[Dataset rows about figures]
--- Begin ---

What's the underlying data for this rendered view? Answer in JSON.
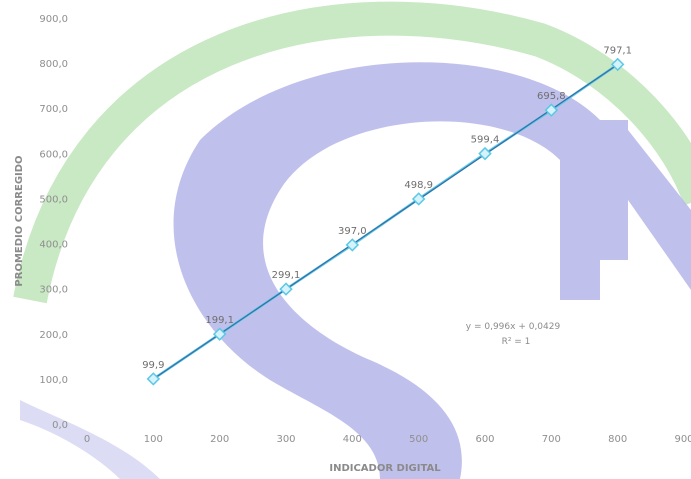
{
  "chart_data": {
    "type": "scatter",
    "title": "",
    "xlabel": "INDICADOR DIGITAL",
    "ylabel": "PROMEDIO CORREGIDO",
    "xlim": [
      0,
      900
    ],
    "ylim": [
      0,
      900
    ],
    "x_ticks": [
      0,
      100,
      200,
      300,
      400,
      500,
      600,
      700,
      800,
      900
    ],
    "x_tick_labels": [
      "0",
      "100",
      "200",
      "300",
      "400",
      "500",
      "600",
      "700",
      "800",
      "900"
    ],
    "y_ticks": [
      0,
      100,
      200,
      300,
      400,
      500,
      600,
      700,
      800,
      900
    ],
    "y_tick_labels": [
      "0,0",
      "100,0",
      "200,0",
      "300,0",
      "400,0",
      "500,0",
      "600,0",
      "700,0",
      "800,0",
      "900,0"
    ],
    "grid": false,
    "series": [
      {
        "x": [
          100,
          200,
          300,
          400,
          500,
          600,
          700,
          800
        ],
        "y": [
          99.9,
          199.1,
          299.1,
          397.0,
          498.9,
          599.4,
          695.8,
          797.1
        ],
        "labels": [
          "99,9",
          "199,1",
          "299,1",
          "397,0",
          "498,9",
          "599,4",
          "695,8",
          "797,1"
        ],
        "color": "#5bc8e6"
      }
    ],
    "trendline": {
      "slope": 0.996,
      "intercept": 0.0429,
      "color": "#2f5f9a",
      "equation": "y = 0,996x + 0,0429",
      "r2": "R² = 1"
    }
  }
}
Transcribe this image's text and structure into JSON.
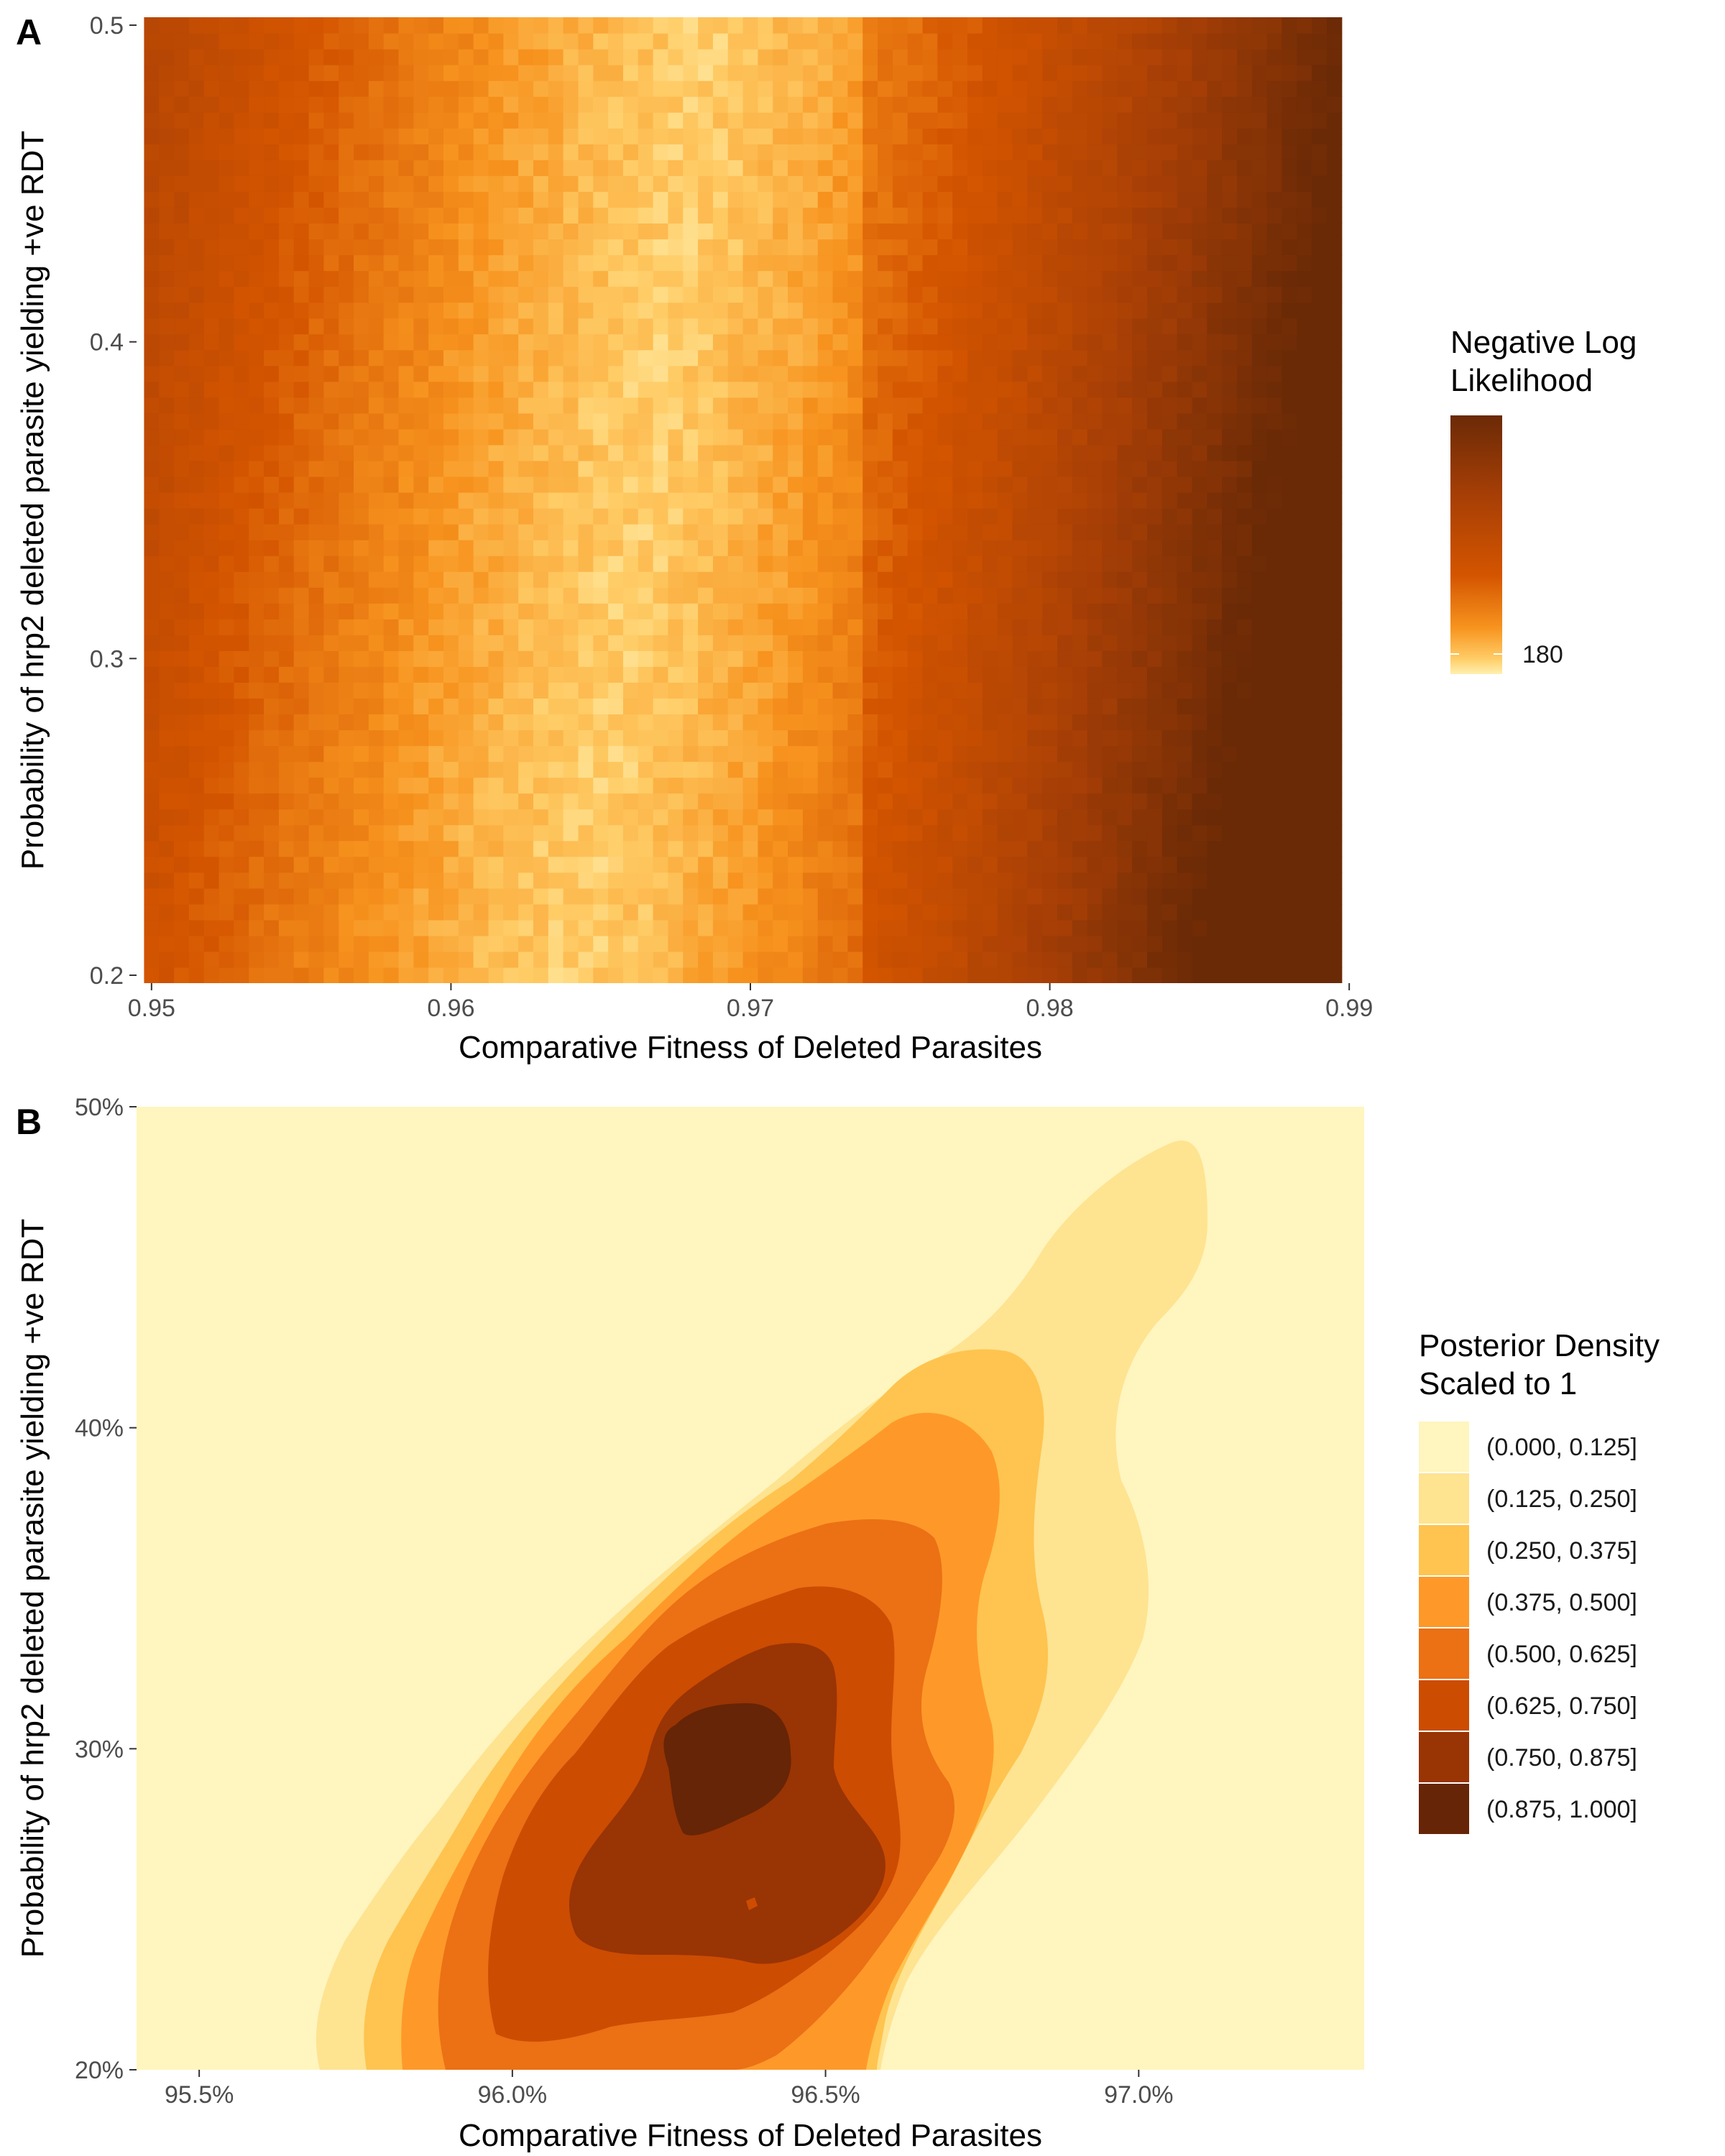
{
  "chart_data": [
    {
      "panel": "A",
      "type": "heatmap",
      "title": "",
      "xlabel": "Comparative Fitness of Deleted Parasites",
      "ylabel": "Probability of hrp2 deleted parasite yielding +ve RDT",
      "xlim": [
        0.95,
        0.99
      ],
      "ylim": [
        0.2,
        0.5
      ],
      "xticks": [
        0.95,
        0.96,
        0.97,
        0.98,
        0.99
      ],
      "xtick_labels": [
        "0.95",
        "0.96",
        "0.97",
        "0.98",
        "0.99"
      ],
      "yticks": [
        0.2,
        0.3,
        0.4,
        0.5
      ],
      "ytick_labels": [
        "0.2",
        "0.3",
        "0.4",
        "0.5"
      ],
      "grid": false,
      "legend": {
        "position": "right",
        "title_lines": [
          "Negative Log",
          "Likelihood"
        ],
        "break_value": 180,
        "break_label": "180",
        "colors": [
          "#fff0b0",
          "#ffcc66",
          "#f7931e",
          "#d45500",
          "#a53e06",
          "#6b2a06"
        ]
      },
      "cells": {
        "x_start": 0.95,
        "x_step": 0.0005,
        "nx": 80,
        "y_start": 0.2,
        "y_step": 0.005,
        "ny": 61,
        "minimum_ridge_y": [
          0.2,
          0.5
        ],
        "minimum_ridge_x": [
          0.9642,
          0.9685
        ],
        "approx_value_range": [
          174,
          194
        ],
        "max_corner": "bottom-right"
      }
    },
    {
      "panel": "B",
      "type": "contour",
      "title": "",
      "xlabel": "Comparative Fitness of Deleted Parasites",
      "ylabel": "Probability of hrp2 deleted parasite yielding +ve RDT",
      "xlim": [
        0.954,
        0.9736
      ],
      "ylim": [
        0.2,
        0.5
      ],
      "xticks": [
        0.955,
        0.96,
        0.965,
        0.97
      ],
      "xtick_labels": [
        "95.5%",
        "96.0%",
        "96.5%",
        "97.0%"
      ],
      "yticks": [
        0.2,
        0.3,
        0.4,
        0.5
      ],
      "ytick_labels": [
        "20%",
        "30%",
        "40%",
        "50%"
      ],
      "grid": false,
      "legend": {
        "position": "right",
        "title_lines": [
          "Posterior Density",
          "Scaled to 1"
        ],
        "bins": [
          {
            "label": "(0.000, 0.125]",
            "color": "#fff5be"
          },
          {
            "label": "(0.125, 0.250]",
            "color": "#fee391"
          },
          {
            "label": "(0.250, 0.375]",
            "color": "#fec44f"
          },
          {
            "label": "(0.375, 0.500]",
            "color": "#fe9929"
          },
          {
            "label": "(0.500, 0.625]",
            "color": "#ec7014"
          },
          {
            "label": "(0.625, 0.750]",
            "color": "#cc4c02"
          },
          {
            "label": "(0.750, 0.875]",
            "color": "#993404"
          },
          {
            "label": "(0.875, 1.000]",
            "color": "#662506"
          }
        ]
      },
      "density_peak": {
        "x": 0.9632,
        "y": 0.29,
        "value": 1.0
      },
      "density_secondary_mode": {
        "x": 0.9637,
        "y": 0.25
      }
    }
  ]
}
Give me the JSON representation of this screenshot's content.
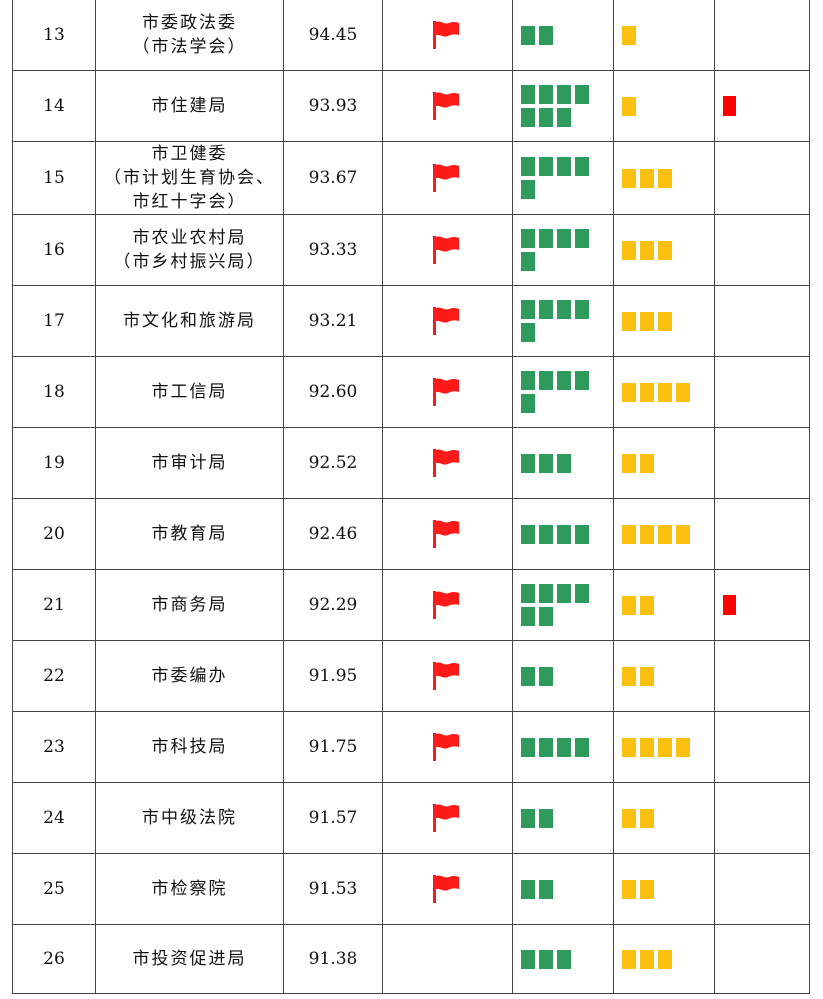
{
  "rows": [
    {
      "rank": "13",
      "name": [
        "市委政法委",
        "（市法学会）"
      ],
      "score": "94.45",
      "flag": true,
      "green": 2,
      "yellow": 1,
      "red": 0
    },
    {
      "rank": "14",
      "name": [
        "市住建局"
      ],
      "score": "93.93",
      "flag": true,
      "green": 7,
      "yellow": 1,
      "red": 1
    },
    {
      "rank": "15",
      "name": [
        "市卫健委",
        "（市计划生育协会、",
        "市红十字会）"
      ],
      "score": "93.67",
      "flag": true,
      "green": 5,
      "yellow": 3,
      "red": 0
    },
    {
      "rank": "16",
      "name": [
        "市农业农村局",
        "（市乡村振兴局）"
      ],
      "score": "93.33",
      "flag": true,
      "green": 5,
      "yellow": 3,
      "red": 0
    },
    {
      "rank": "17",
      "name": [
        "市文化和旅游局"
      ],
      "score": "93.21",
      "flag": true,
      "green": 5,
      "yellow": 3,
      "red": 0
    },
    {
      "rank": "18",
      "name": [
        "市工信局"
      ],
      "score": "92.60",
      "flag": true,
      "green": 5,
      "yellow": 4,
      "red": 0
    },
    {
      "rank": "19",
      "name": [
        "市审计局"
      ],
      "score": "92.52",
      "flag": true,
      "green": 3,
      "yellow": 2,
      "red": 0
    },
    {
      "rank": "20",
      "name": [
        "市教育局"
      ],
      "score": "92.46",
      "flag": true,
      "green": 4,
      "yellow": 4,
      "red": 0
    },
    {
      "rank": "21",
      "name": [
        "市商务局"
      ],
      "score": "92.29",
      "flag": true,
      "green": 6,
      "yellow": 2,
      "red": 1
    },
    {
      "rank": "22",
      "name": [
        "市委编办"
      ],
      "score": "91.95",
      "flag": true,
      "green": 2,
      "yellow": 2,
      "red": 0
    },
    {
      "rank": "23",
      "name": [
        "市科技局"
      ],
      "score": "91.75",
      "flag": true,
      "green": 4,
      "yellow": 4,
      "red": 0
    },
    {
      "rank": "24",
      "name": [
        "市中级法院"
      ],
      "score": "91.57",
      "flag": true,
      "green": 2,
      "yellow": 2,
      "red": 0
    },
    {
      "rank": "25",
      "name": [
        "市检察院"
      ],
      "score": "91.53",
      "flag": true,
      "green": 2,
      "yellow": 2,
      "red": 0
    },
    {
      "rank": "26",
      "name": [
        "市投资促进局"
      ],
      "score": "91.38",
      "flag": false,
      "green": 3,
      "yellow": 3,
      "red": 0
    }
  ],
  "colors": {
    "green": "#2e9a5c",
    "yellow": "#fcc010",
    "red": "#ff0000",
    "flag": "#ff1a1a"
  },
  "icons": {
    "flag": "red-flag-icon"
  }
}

--- End ---

— TO BE DONE —
Omit every picture while copying the listing above exactly.

— RESPONSE —
What's the underlying data for this rendered view? Answer in JSON.
{
  "chart_data": {
    "type": "scatter",
    "title": "",
    "xlabel": "INDICADOR DIGITAL",
    "ylabel": "PROMEDIO CORREGIDO",
    "xlim": [
      0,
      900
    ],
    "ylim": [
      0,
      900
    ],
    "x_ticks": [
      0,
      100,
      200,
      300,
      400,
      500,
      600,
      700,
      800,
      900
    ],
    "x_tick_labels": [
      "0",
      "100",
      "200",
      "300",
      "400",
      "500",
      "600",
      "700",
      "800",
      "900"
    ],
    "y_ticks": [
      0,
      100,
      200,
      300,
      400,
      500,
      600,
      700,
      800,
      900
    ],
    "y_tick_labels": [
      "0,0",
      "100,0",
      "200,0",
      "300,0",
      "400,0",
      "500,0",
      "600,0",
      "700,0",
      "800,0",
      "900,0"
    ],
    "grid": false,
    "series": [
      {
        "x": [
          100,
          200,
          300,
          400,
          500,
          600,
          700,
          800
        ],
        "y": [
          99.9,
          199.1,
          299.1,
          397.0,
          498.9,
          599.4,
          695.8,
          797.1
        ],
        "labels": [
          "99,9",
          "199,1",
          "299,1",
          "397,0",
          "498,9",
          "599,4",
          "695,8",
          "797,1"
        ],
        "color": "#5bc8e6"
      }
    ],
    "trendline": {
      "slope": 0.996,
      "intercept": 0.0429,
      "color": "#2f5f9a",
      "equation": "y = 0,996x + 0,0429",
      "r2": "R² = 1"
    }
  }
}
Transcribe this image's text and structure into JSON.
{
  "chart_data": [
    {
      "panel": "A",
      "type": "heatmap",
      "title": "",
      "xlabel": "Comparative Fitness of Deleted Parasites",
      "ylabel": "Probability of hrp2 deleted parasite yielding +ve RDT",
      "xlim": [
        0.95,
        0.99
      ],
      "ylim": [
        0.2,
        0.5
      ],
      "xticks": [
        0.95,
        0.96,
        0.97,
        0.98,
        0.99
      ],
      "xtick_labels": [
        "0.95",
        "0.96",
        "0.97",
        "0.98",
        "0.99"
      ],
      "yticks": [
        0.2,
        0.3,
        0.4,
        0.5
      ],
      "ytick_labels": [
        "0.2",
        "0.3",
        "0.4",
        "0.5"
      ],
      "grid": false,
      "legend": {
        "position": "right",
        "title_lines": [
          "Negative Log",
          "Likelihood"
        ],
        "break_value": 180,
        "break_label": "180",
        "colors": [
          "#fff0b0",
          "#ffcc66",
          "#f7931e",
          "#d45500",
          "#a53e06",
          "#6b2a06"
        ]
      },
      "cells": {
        "x_start": 0.95,
        "x_step": 0.0005,
        "nx": 80,
        "y_start": 0.2,
        "y_step": 0.005,
        "ny": 61,
        "minimum_ridge_y": [
          0.2,
          0.5
        ],
        "minimum_ridge_x": [
          0.9642,
          0.9685
        ],
        "approx_value_range": [
          174,
          194
        ],
        "max_corner": "bottom-right"
      }
    },
    {
      "panel": "B",
      "type": "contour",
      "title": "",
      "xlabel": "Comparative Fitness of Deleted Parasites",
      "ylabel": "Probability of hrp2 deleted parasite yielding +ve RDT",
      "xlim": [
        0.954,
        0.9736
      ],
      "ylim": [
        0.2,
        0.5
      ],
      "xticks": [
        0.955,
        0.96,
        0.965,
        0.97
      ],
      "xtick_labels": [
        "95.5%",
        "96.0%",
        "96.5%",
        "97.0%"
      ],
      "yticks": [
        0.2,
        0.3,
        0.4,
        0.5
      ],
      "ytick_labels": [
        "20%",
        "30%",
        "40%",
        "50%"
      ],
      "grid": false,
      "legend": {
        "position": "right",
        "title_lines": [
          "Posterior Density",
          "Scaled to 1"
        ],
        "bins": [
          {
            "label": "(0.000, 0.125]",
            "color": "#fff5be"
          },
          {
            "label": "(0.125, 0.250]",
            "color": "#fee391"
          },
          {
            "label": "(0.250, 0.375]",
            "color": "#fec44f"
          },
          {
            "label": "(0.375, 0.500]",
            "color": "#fe9929"
          },
          {
            "label": "(0.500, 0.625]",
            "color": "#ec7014"
          },
          {
            "label": "(0.625, 0.750]",
            "color": "#cc4c02"
          },
          {
            "label": "(0.750, 0.875]",
            "color": "#993404"
          },
          {
            "label": "(0.875, 1.000]",
            "color": "#662506"
          }
        ]
      },
      "density_peak": {
        "x": 0.9632,
        "y": 0.29,
        "value": 1.0
      },
      "density_secondary_mode": {
        "x": 0.9637,
        "y": 0.25
      }
    }
  ]
}
Give me the JSON representation of this screenshot's content.
{
  "rows": [
    {
      "rank": "13",
      "name": [
        "市委政法委",
        "（市法学会）"
      ],
      "score": "94.45",
      "flag": true,
      "green": 2,
      "yellow": 1,
      "red": 0
    },
    {
      "rank": "14",
      "name": [
        "市住建局"
      ],
      "score": "93.93",
      "flag": true,
      "green": 7,
      "yellow": 1,
      "red": 1
    },
    {
      "rank": "15",
      "name": [
        "市卫健委",
        "（市计划生育协会、",
        "市红十字会）"
      ],
      "score": "93.67",
      "flag": true,
      "green": 5,
      "yellow": 3,
      "red": 0
    },
    {
      "rank": "16",
      "name": [
        "市农业农村局",
        "（市乡村振兴局）"
      ],
      "score": "93.33",
      "flag": true,
      "green": 5,
      "yellow": 3,
      "red": 0
    },
    {
      "rank": "17",
      "name": [
        "市文化和旅游局"
      ],
      "score": "93.21",
      "flag": true,
      "green": 5,
      "yellow": 3,
      "red": 0
    },
    {
      "rank": "18",
      "name": [
        "市工信局"
      ],
      "score": "92.60",
      "flag": true,
      "green": 5,
      "yellow": 4,
      "red": 0
    },
    {
      "rank": "19",
      "name": [
        "市审计局"
      ],
      "score": "92.52",
      "flag": true,
      "green": 3,
      "yellow": 2,
      "red": 0
    },
    {
      "rank": "20",
      "name": [
        "市教育局"
      ],
      "score": "92.46",
      "flag": true,
      "green": 4,
      "yellow": 4,
      "red": 0
    },
    {
      "rank": "21",
      "name": [
        "市商务局"
      ],
      "score": "92.29",
      "flag": true,
      "green": 6,
      "yellow": 2,
      "red": 1
    },
    {
      "rank": "22",
      "name": [
        "市委编办"
      ],
      "score": "91.95",
      "flag": true,
      "green": 2,
      "yellow": 2,
      "red": 0
    },
    {
      "rank": "23",
      "name": [
        "市科技局"
      ],
      "score": "91.75",
      "flag": true,
      "green": 4,
      "yellow": 4,
      "red": 0
    },
    {
      "rank": "24",
      "name": [
        "市中级法院"
      ],
      "score": "91.57",
      "flag": true,
      "green": 2,
      "yellow": 2,
      "red": 0
    },
    {
      "rank": "25",
      "name": [
        "市检察院"
      ],
      "score": "91.53",
      "flag": true,
      "green": 2,
      "yellow": 2,
      "red": 0
    },
    {
      "rank": "26",
      "name": [
        "市投资促进局"
      ],
      "score": "91.38",
      "flag": false,
      "green": 3,
      "yellow": 3,
      "red": 0
    }
  ],
  "colors": {
    "green": "#2e9a5c",
    "yellow": "#fcc010",
    "red": "#ff0000",
    "flag": "#ff1a1a"
  },
  "icons": {
    "flag": "red-flag-icon"
  }
}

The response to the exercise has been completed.